/---

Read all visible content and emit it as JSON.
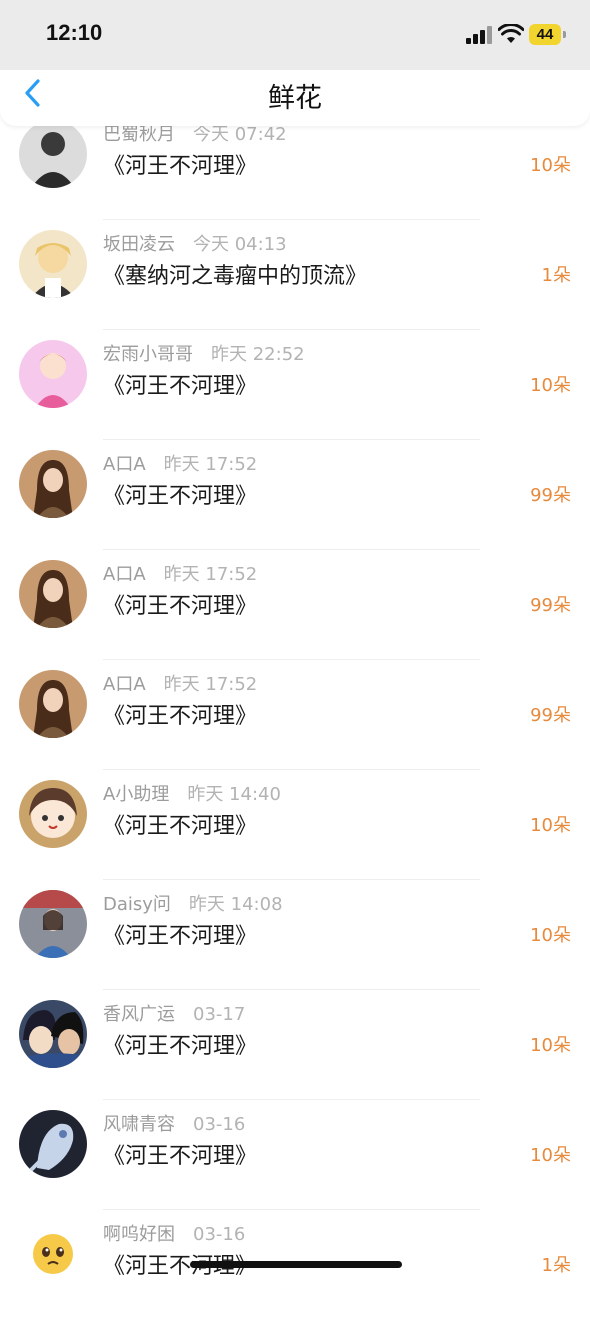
{
  "status_bar": {
    "time": "12:10",
    "battery": "44"
  },
  "header": {
    "title": "鲜花"
  },
  "rows": [
    {
      "name": "巴蜀秋月",
      "time": "今天 07:42",
      "title": "《河王不河理》",
      "count": "10朵"
    },
    {
      "name": "坂田凌云",
      "time": "今天 04:13",
      "title": "《塞纳河之毒瘤中的顶流》",
      "count": "1朵"
    },
    {
      "name": "宏雨小哥哥",
      "time": "昨天 22:52",
      "title": "《河王不河理》",
      "count": "10朵"
    },
    {
      "name": "A口A",
      "time": "昨天 17:52",
      "title": "《河王不河理》",
      "count": "99朵"
    },
    {
      "name": "A口A",
      "time": "昨天 17:52",
      "title": "《河王不河理》",
      "count": "99朵"
    },
    {
      "name": "A口A",
      "time": "昨天 17:52",
      "title": "《河王不河理》",
      "count": "99朵"
    },
    {
      "name": "A小助理",
      "time": "昨天 14:40",
      "title": "《河王不河理》",
      "count": "10朵"
    },
    {
      "name": "Daisy问",
      "time": "昨天 14:08",
      "title": "《河王不河理》",
      "count": "10朵"
    },
    {
      "name": "香风广运",
      "time": "03-17",
      "title": "《河王不河理》",
      "count": "10朵"
    },
    {
      "name": "风啸青容",
      "time": "03-16",
      "title": "《河王不河理》",
      "count": "10朵"
    },
    {
      "name": "啊呜好困",
      "time": "03-16",
      "title": "《河王不河理》",
      "count": "1朵"
    }
  ],
  "colors": {
    "accent": "#2a9df4",
    "count": "#e78a3c"
  }
}
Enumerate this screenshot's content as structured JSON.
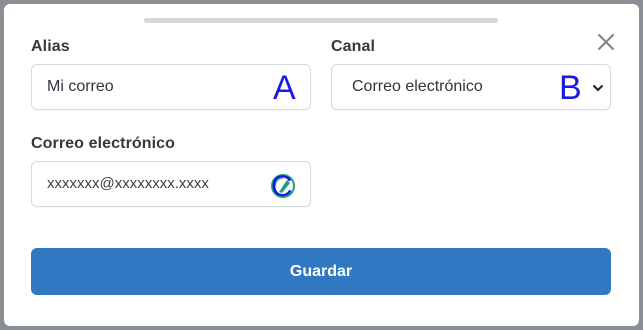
{
  "form": {
    "alias_label": "Alias",
    "alias_value": "Mi correo",
    "channel_label": "Canal",
    "channel_selected": "Correo electrónico",
    "email_label": "Correo electrónico",
    "email_value": "xxxxxxx@xxxxxxxx.xxxx",
    "save_label": "Guardar"
  },
  "annotations": {
    "a": "A",
    "b": "B",
    "c": "C"
  },
  "icons": {
    "close": "close-icon",
    "chevron": "chevron-down-icon",
    "email_autofill": "autofill-icon"
  },
  "colors": {
    "primary_button": "#3079c2",
    "annotation": "#1919e6",
    "autofill_icon": "#1f9e7c"
  }
}
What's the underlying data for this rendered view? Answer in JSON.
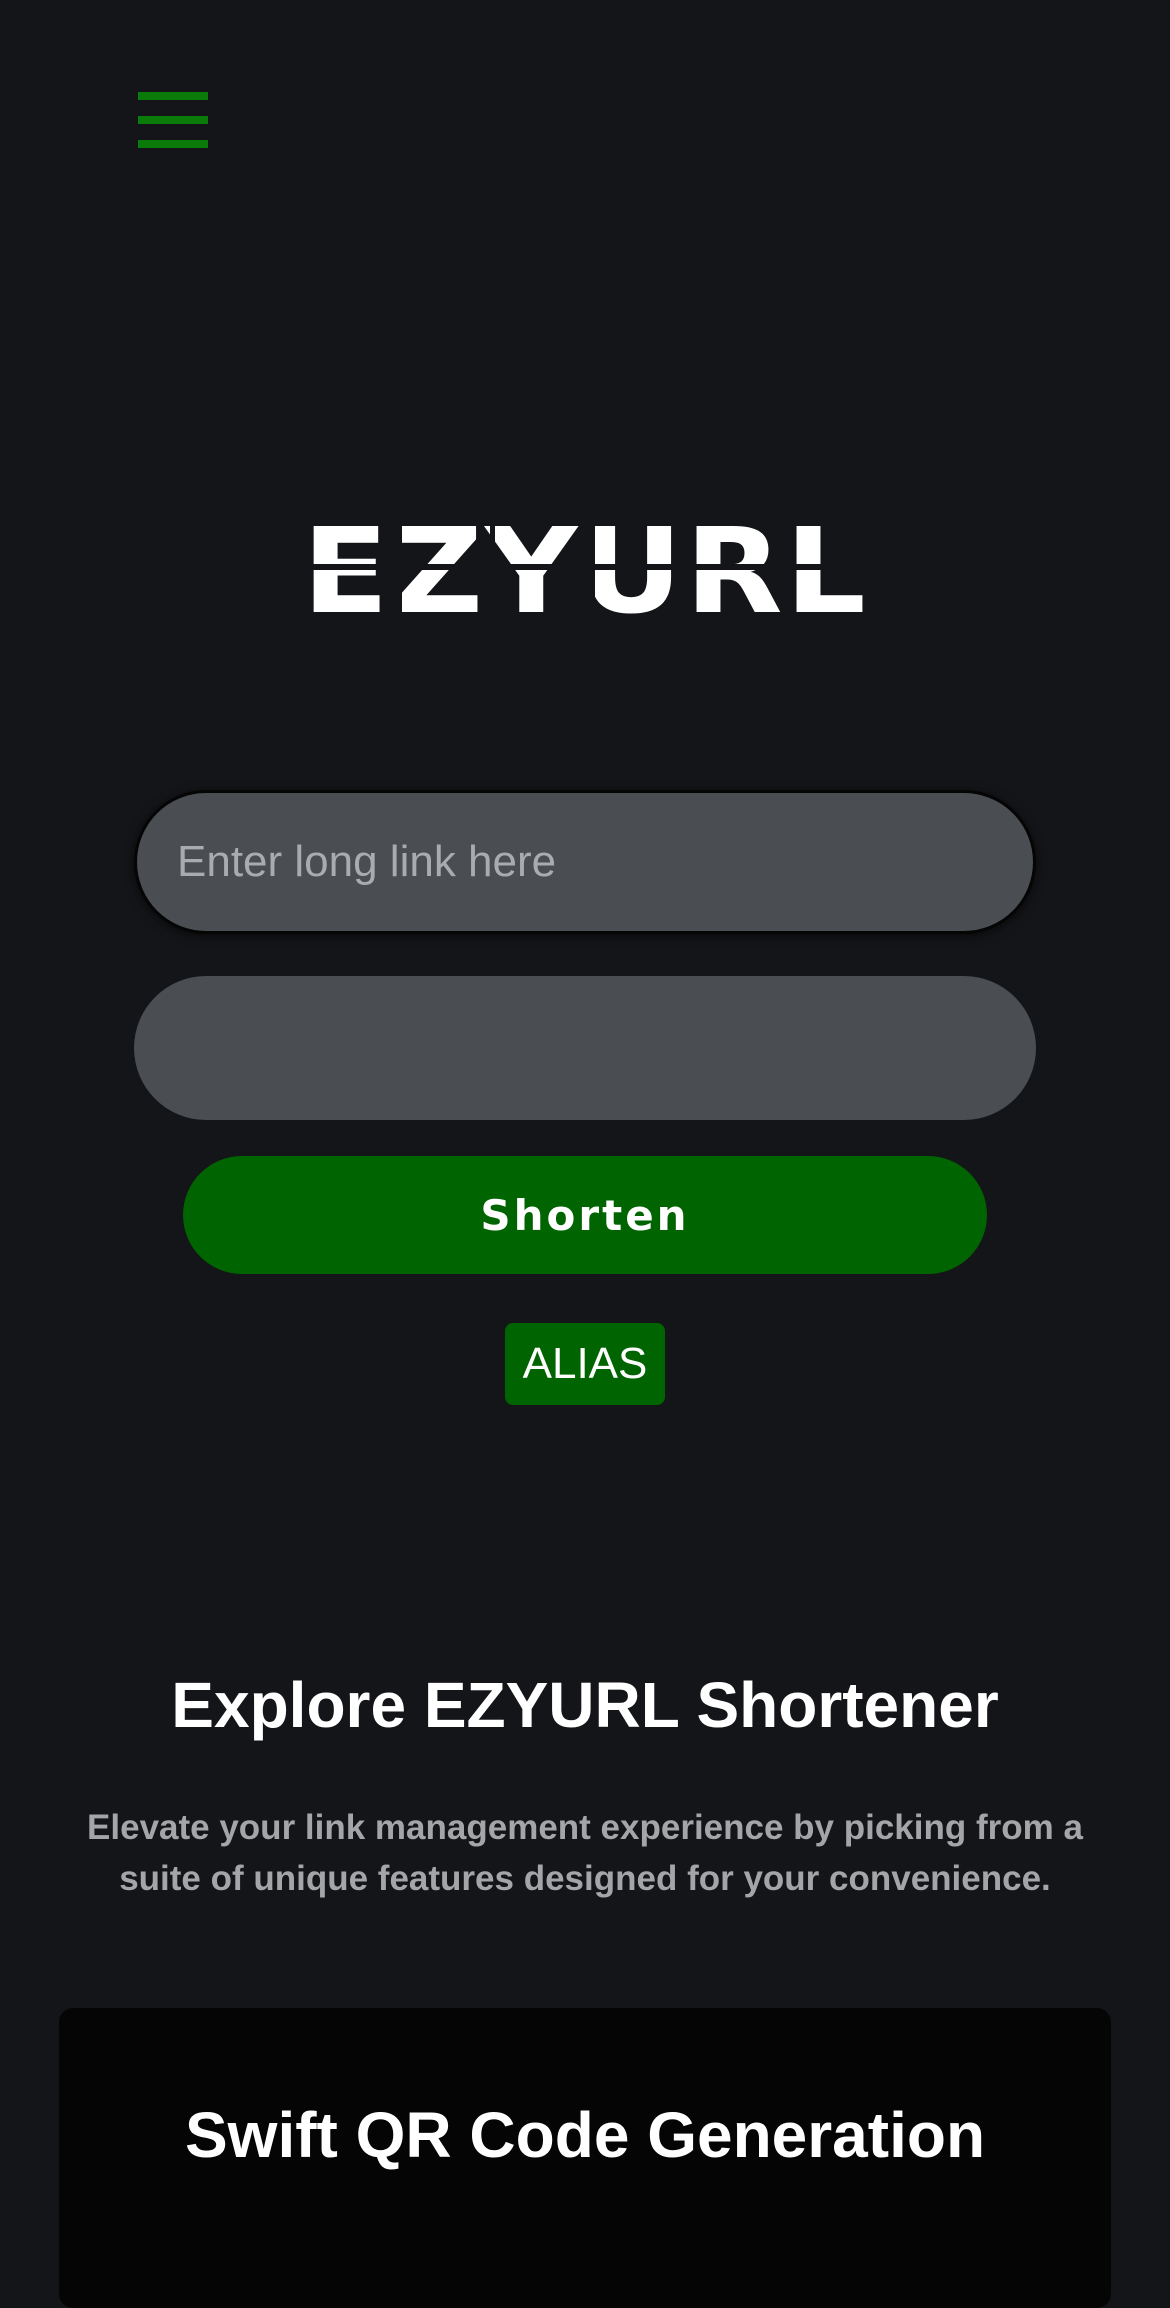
{
  "header": {
    "menu_icon": "hamburger-menu-icon"
  },
  "logo": {
    "text": "EZYURL"
  },
  "form": {
    "url_placeholder": "Enter long link here",
    "url_value": "",
    "alias_placeholder": "",
    "alias_value": "",
    "shorten_label": "Shorten",
    "alias_label": "ALIAS"
  },
  "features": {
    "title": "Explore EZYURL Shortener",
    "description": "Elevate your link management experience by picking from a suite of unique features designed for your convenience.",
    "cards": [
      {
        "title": "Swift QR Code Generation"
      }
    ]
  },
  "colors": {
    "background": "#141518",
    "accent": "#006400",
    "input_bg": "#4a4d51",
    "card_bg": "#050505"
  }
}
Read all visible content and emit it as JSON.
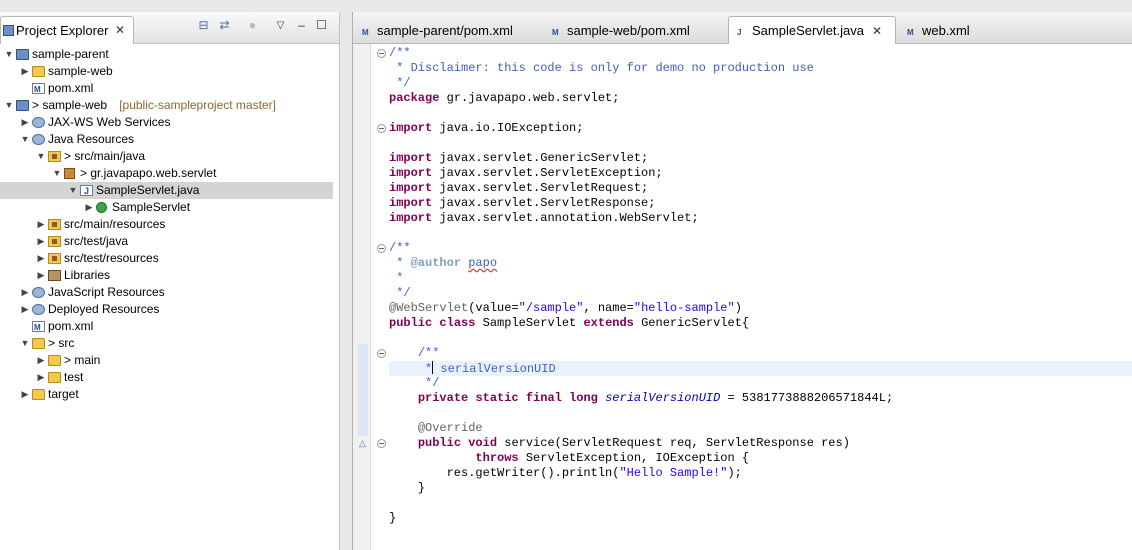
{
  "explorer": {
    "title": "Project Explorer",
    "tree": [
      {
        "label": "sample-parent",
        "decoration": "",
        "icon": "project",
        "depth": 0,
        "state": "expanded"
      },
      {
        "label": "sample-web",
        "decoration": "",
        "icon": "folder",
        "depth": 1,
        "state": "collapsed"
      },
      {
        "label": "pom.xml",
        "decoration": "",
        "icon": "xml",
        "depth": 1,
        "state": "leaf"
      },
      {
        "label": "> sample-web",
        "decoration": "[public-sampleproject master]",
        "icon": "project",
        "depth": 0,
        "state": "expanded"
      },
      {
        "label": "JAX-WS Web Services",
        "decoration": "",
        "icon": "gear",
        "depth": 1,
        "state": "collapsed"
      },
      {
        "label": "Java Resources",
        "decoration": "",
        "icon": "gear",
        "depth": 1,
        "state": "expanded"
      },
      {
        "label": "> src/main/java",
        "decoration": "",
        "icon": "srcfolder",
        "depth": 2,
        "state": "expanded"
      },
      {
        "label": "> gr.javapapo.web.servlet",
        "decoration": "",
        "icon": "package",
        "depth": 3,
        "state": "expanded"
      },
      {
        "label": "SampleServlet.java",
        "decoration": "",
        "icon": "java",
        "depth": 4,
        "state": "expanded",
        "selected": true
      },
      {
        "label": "SampleServlet",
        "decoration": "",
        "icon": "class",
        "depth": 5,
        "state": "collapsed"
      },
      {
        "label": "src/main/resources",
        "decoration": "",
        "icon": "srcfolder",
        "depth": 2,
        "state": "collapsed"
      },
      {
        "label": "src/test/java",
        "decoration": "",
        "icon": "srcfolder",
        "depth": 2,
        "state": "collapsed"
      },
      {
        "label": "src/test/resources",
        "decoration": "",
        "icon": "srcfolder",
        "depth": 2,
        "state": "collapsed"
      },
      {
        "label": "Libraries",
        "decoration": "",
        "icon": "library",
        "depth": 2,
        "state": "collapsed"
      },
      {
        "label": "JavaScript Resources",
        "decoration": "",
        "icon": "gear",
        "depth": 1,
        "state": "collapsed"
      },
      {
        "label": "Deployed Resources",
        "decoration": "",
        "icon": "gear",
        "depth": 1,
        "state": "collapsed"
      },
      {
        "label": "pom.xml",
        "decoration": "",
        "icon": "xml",
        "depth": 1,
        "state": "leaf"
      },
      {
        "label": "> src",
        "decoration": "",
        "icon": "folder",
        "depth": 1,
        "state": "expanded"
      },
      {
        "label": "> main",
        "decoration": "",
        "icon": "folder",
        "depth": 2,
        "state": "collapsed"
      },
      {
        "label": "test",
        "decoration": "",
        "icon": "folder",
        "depth": 2,
        "state": "collapsed"
      },
      {
        "label": "target",
        "decoration": "",
        "icon": "folder",
        "depth": 1,
        "state": "collapsed"
      }
    ]
  },
  "editor": {
    "tabs": [
      {
        "label": "sample-parent/pom.xml",
        "icon": "xml",
        "active": false
      },
      {
        "label": "sample-web/pom.xml",
        "icon": "xml",
        "active": false
      },
      {
        "label": "SampleServlet.java",
        "icon": "java",
        "active": true
      },
      {
        "label": "web.xml",
        "icon": "xml",
        "active": false
      }
    ],
    "lines": [
      [
        [
          "cm",
          "/**"
        ]
      ],
      [
        [
          "cm",
          " * Disclaimer: this code is only for demo no production use"
        ]
      ],
      [
        [
          "cm",
          " */"
        ]
      ],
      [
        [
          "kw",
          "package"
        ],
        [
          "",
          " gr.javapapo.web.servlet;"
        ]
      ],
      [],
      [
        [
          "kw",
          "import"
        ],
        [
          "",
          " java.io.IOException;"
        ]
      ],
      [],
      [
        [
          "kw",
          "import"
        ],
        [
          "",
          " javax.servlet.GenericServlet;"
        ]
      ],
      [
        [
          "kw",
          "import"
        ],
        [
          "",
          " javax.servlet.ServletException;"
        ]
      ],
      [
        [
          "kw",
          "import"
        ],
        [
          "",
          " javax.servlet.ServletRequest;"
        ]
      ],
      [
        [
          "kw",
          "import"
        ],
        [
          "",
          " javax.servlet.ServletResponse;"
        ]
      ],
      [
        [
          "kw",
          "import"
        ],
        [
          "",
          " javax.servlet.annotation.WebServlet;"
        ]
      ],
      [],
      [
        [
          "cm",
          "/**"
        ]
      ],
      [
        [
          "cm",
          " * "
        ],
        [
          "tag",
          "@author"
        ],
        [
          "cm",
          " "
        ],
        [
          "cmsq",
          "papo"
        ]
      ],
      [
        [
          "cm",
          " *"
        ]
      ],
      [
        [
          "cm",
          " */"
        ]
      ],
      [
        [
          "an",
          "@WebServlet"
        ],
        [
          "",
          "(value="
        ],
        [
          "str",
          "\"/sample\""
        ],
        [
          "",
          ", name="
        ],
        [
          "str",
          "\"hello-sample\""
        ],
        [
          "",
          ")"
        ]
      ],
      [
        [
          "kw",
          "public"
        ],
        [
          "",
          " "
        ],
        [
          "kw",
          "class"
        ],
        [
          "",
          " SampleServlet "
        ],
        [
          "kw",
          "extends"
        ],
        [
          "",
          " GenericServlet{"
        ]
      ],
      [],
      [
        [
          "",
          "    "
        ],
        [
          "cm",
          "/**"
        ]
      ],
      [
        [
          "",
          "     "
        ],
        [
          "cm",
          "*"
        ],
        [
          "caret",
          ""
        ],
        [
          "cm",
          " serialVersionUID"
        ]
      ],
      [
        [
          "",
          "     "
        ],
        [
          "cm",
          "*/"
        ]
      ],
      [
        [
          "",
          "    "
        ],
        [
          "kw",
          "private"
        ],
        [
          "",
          " "
        ],
        [
          "kw",
          "static"
        ],
        [
          "",
          " "
        ],
        [
          "kw",
          "final"
        ],
        [
          "",
          " "
        ],
        [
          "kw",
          "long"
        ],
        [
          "",
          " "
        ],
        [
          "fld",
          "serialVersionUID"
        ],
        [
          "",
          " = 5381773888206571844L;"
        ]
      ],
      [],
      [
        [
          "",
          "    "
        ],
        [
          "an",
          "@Override"
        ]
      ],
      [
        [
          "",
          "    "
        ],
        [
          "kw",
          "public"
        ],
        [
          "",
          " "
        ],
        [
          "kw",
          "void"
        ],
        [
          "",
          " service(ServletRequest req, ServletResponse res)"
        ]
      ],
      [
        [
          "",
          "            "
        ],
        [
          "kw",
          "throws"
        ],
        [
          "",
          " ServletException, IOException {"
        ]
      ],
      [
        [
          "",
          "        res.getWriter().println("
        ],
        [
          "str",
          "\"Hello Sample!\""
        ],
        [
          "",
          ");"
        ]
      ],
      [
        [
          "",
          "    }"
        ]
      ],
      [],
      [
        [
          "",
          "}"
        ]
      ]
    ],
    "current_line": 21,
    "fold_lines": [
      0,
      5,
      13,
      20,
      26
    ]
  }
}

\---

- **WHAT IS REQUIRED**
Within the data above, count the lines that contain the string "test"; the reply is the number alone.

- **OUTPUT FOR THIS EXERCISE**
3